EXERCISE BRIEF: Filter the lines below, copying only those with the string "江苏中资信用管理有限公司".

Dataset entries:
(begin)
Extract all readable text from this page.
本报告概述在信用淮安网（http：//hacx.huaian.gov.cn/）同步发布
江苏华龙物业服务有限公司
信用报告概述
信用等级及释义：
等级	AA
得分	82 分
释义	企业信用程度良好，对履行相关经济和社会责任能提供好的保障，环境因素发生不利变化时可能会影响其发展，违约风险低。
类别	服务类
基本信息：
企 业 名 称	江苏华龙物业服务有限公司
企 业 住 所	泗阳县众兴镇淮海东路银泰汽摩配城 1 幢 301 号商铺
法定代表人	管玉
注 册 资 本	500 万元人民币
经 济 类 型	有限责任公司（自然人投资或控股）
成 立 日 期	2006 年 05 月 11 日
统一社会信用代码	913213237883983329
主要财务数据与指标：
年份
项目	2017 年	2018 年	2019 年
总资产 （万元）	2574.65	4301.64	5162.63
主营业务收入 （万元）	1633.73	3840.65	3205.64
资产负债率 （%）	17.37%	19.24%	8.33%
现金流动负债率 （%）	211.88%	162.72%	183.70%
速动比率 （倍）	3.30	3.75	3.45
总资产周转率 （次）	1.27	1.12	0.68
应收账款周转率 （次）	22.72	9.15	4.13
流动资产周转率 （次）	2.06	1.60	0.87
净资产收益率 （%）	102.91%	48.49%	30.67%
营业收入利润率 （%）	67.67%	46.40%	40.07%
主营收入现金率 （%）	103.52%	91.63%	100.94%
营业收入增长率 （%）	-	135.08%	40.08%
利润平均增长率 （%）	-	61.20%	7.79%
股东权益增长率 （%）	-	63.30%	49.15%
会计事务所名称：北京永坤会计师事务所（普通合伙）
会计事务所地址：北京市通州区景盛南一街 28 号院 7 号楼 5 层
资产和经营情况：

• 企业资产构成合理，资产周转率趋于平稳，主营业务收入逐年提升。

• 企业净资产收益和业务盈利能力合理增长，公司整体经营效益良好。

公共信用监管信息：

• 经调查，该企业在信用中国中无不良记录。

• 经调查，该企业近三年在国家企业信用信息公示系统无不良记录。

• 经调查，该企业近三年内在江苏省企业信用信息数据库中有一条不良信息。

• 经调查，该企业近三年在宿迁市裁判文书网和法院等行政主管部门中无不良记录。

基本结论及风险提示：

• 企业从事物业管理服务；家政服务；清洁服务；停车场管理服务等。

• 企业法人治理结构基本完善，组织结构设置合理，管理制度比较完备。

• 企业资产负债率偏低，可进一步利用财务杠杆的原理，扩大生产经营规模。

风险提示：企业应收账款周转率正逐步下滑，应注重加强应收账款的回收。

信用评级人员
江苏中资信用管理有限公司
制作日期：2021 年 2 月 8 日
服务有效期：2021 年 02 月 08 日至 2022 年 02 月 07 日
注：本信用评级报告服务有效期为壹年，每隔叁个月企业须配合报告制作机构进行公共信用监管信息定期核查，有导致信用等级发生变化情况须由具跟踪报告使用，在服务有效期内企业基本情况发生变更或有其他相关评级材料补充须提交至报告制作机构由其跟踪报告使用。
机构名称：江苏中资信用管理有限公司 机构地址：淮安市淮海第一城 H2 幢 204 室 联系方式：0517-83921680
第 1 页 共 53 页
(end)
SOLUTION:
江苏中资信用管理有限公司
机构名称：江苏中资信用管理有限公司 机构地址：淮安市淮海第一城 H2 幢 204 室 联系方式：0517-83921680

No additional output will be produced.